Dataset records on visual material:

<<<<

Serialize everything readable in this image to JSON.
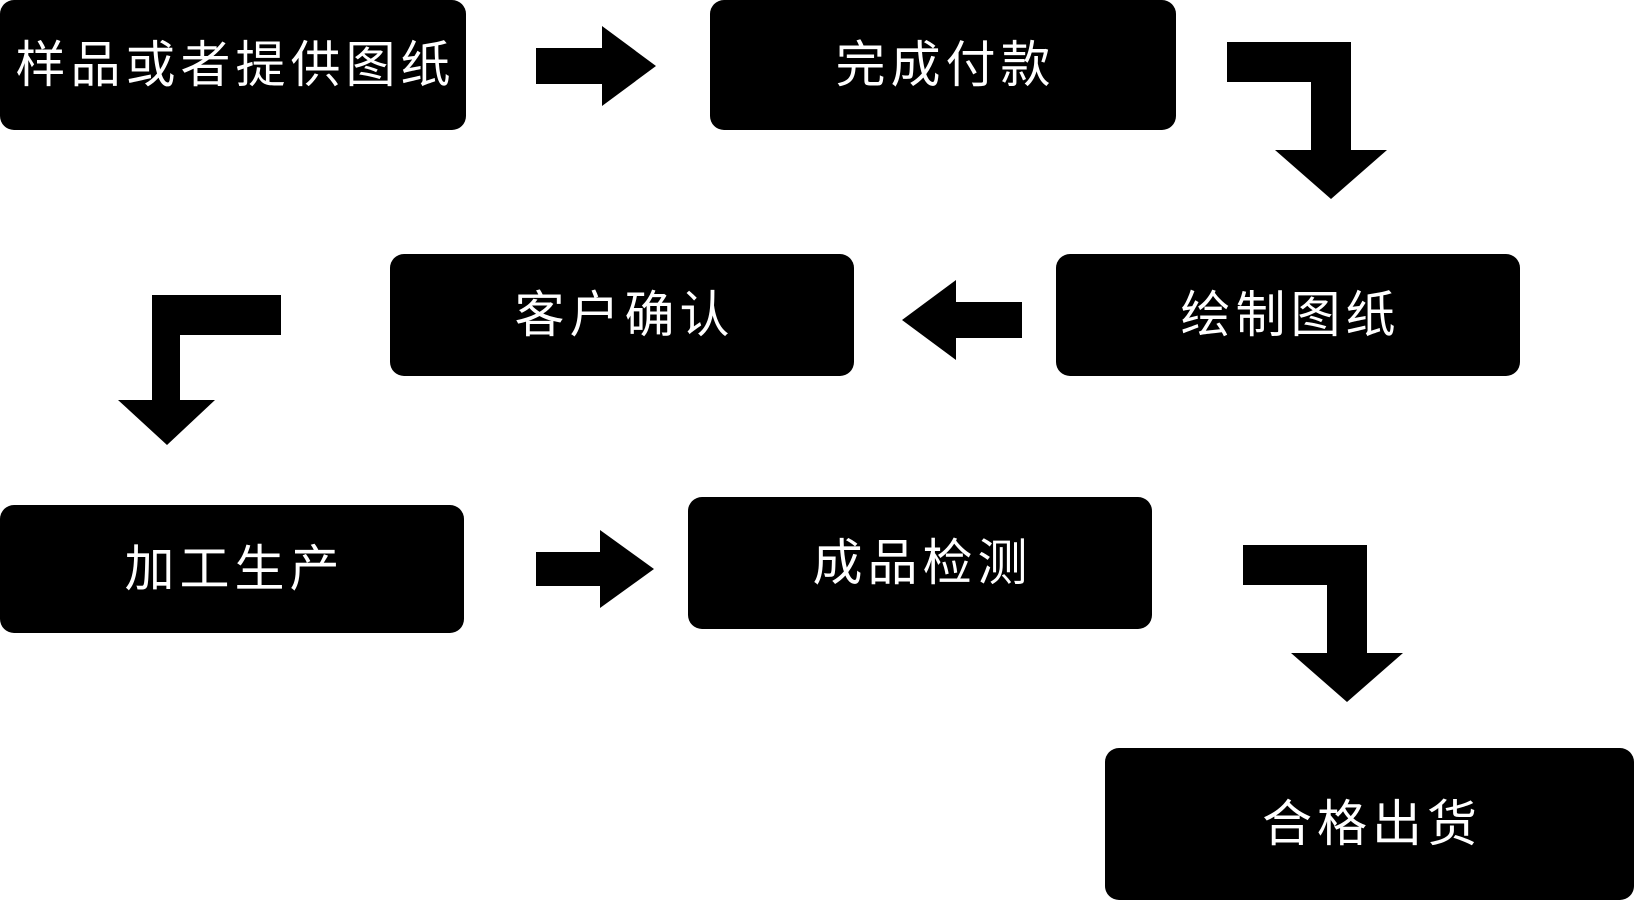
{
  "diagram": {
    "type": "flowchart",
    "title": "",
    "direction": "serpentine",
    "colors": {
      "node_background": "#000000",
      "node_text": "#ffffff",
      "arrow": "#000000",
      "canvas_background": "#ffffff"
    },
    "nodes": [
      {
        "id": "n1",
        "label": "样品或者提供图纸",
        "step": 1
      },
      {
        "id": "n2",
        "label": "完成付款",
        "step": 2
      },
      {
        "id": "n3",
        "label": "绘制图纸",
        "step": 3
      },
      {
        "id": "n4",
        "label": "客户确认",
        "step": 4
      },
      {
        "id": "n5",
        "label": "加工生产",
        "step": 5
      },
      {
        "id": "n6",
        "label": "成品检测",
        "step": 6
      },
      {
        "id": "n7",
        "label": "合格出货",
        "step": 7
      }
    ],
    "connectors": [
      {
        "id": "c1",
        "from": "n1",
        "to": "n2",
        "shape": "arrow-right"
      },
      {
        "id": "c2",
        "from": "n2",
        "to": "n3",
        "shape": "elbow-right-down"
      },
      {
        "id": "c3",
        "from": "n3",
        "to": "n4",
        "shape": "arrow-left"
      },
      {
        "id": "c4",
        "from": "n4",
        "to": "n5",
        "shape": "elbow-left-down"
      },
      {
        "id": "c5",
        "from": "n5",
        "to": "n6",
        "shape": "arrow-right"
      },
      {
        "id": "c6",
        "from": "n6",
        "to": "n7",
        "shape": "elbow-right-down"
      }
    ]
  }
}
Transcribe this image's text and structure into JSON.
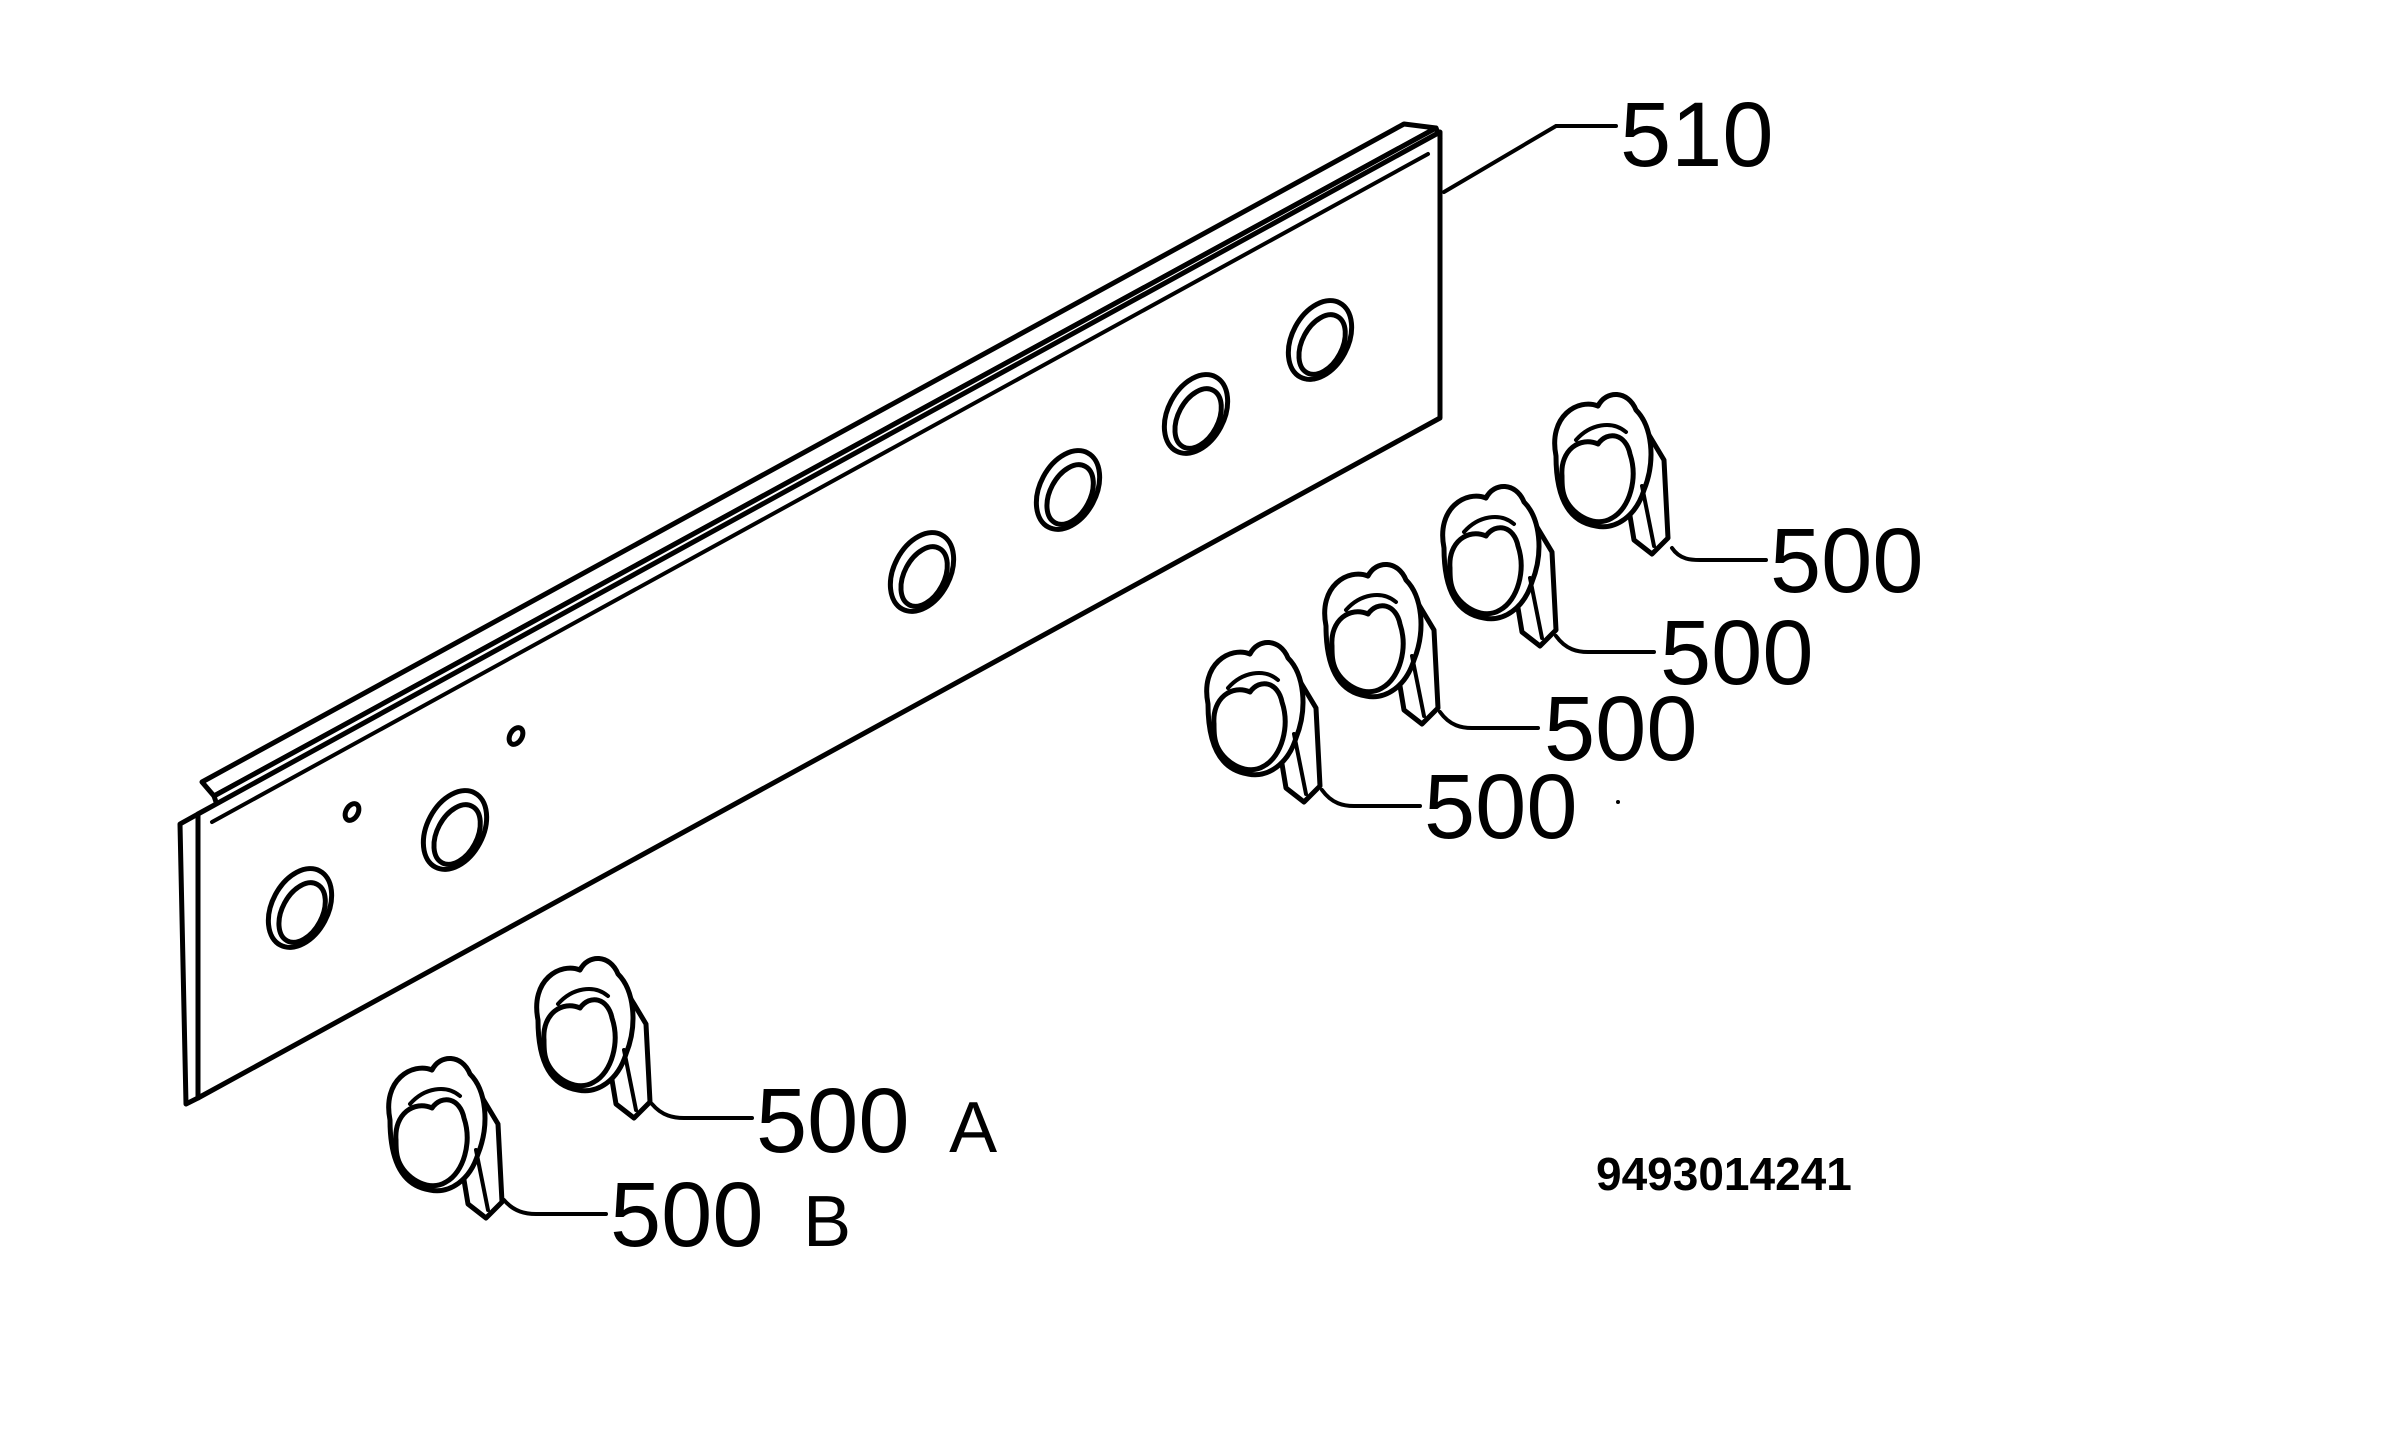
{
  "diagram": {
    "colors": {
      "line": "#000000",
      "background": "#ffffff"
    },
    "panel": {
      "label": "510",
      "hole_count": 6,
      "small_hole_count": 2
    },
    "knobs": [
      {
        "label": "500",
        "suffix": ""
      },
      {
        "label": "500",
        "suffix": ""
      },
      {
        "label": "500",
        "suffix": ""
      },
      {
        "label": "500",
        "suffix": ""
      },
      {
        "label": "500",
        "suffix": "A"
      },
      {
        "label": "500",
        "suffix": "B"
      }
    ],
    "catalog_number": "9493014241"
  }
}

>>>>

> **Goal**
Pictures don't belong in the copy. Restate all the entries exactly.

> **Solution for this exercise**
Serialize everything readable in this image to JSON.
{
  "diagram": {
    "type": "flowchart",
    "title": "",
    "direction": "serpentine",
    "colors": {
      "node_background": "#000000",
      "node_text": "#ffffff",
      "arrow": "#000000",
      "canvas_background": "#ffffff"
    },
    "nodes": [
      {
        "id": "n1",
        "label": "样品或者提供图纸",
        "step": 1
      },
      {
        "id": "n2",
        "label": "完成付款",
        "step": 2
      },
      {
        "id": "n3",
        "label": "绘制图纸",
        "step": 3
      },
      {
        "id": "n4",
        "label": "客户确认",
        "step": 4
      },
      {
        "id": "n5",
        "label": "加工生产",
        "step": 5
      },
      {
        "id": "n6",
        "label": "成品检测",
        "step": 6
      },
      {
        "id": "n7",
        "label": "合格出货",
        "step": 7
      }
    ],
    "connectors": [
      {
        "id": "c1",
        "from": "n1",
        "to": "n2",
        "shape": "arrow-right"
      },
      {
        "id": "c2",
        "from": "n2",
        "to": "n3",
        "shape": "elbow-right-down"
      },
      {
        "id": "c3",
        "from": "n3",
        "to": "n4",
        "shape": "arrow-left"
      },
      {
        "id": "c4",
        "from": "n4",
        "to": "n5",
        "shape": "elbow-left-down"
      },
      {
        "id": "c5",
        "from": "n5",
        "to": "n6",
        "shape": "arrow-right"
      },
      {
        "id": "c6",
        "from": "n6",
        "to": "n7",
        "shape": "elbow-right-down"
      }
    ]
  }
}
Transcribe this image's text and structure into JSON.
{
  "diagram": {
    "colors": {
      "line": "#000000",
      "background": "#ffffff"
    },
    "panel": {
      "label": "510",
      "hole_count": 6,
      "small_hole_count": 2
    },
    "knobs": [
      {
        "label": "500",
        "suffix": ""
      },
      {
        "label": "500",
        "suffix": ""
      },
      {
        "label": "500",
        "suffix": ""
      },
      {
        "label": "500",
        "suffix": ""
      },
      {
        "label": "500",
        "suffix": "A"
      },
      {
        "label": "500",
        "suffix": "B"
      }
    ],
    "catalog_number": "9493014241"
  }
}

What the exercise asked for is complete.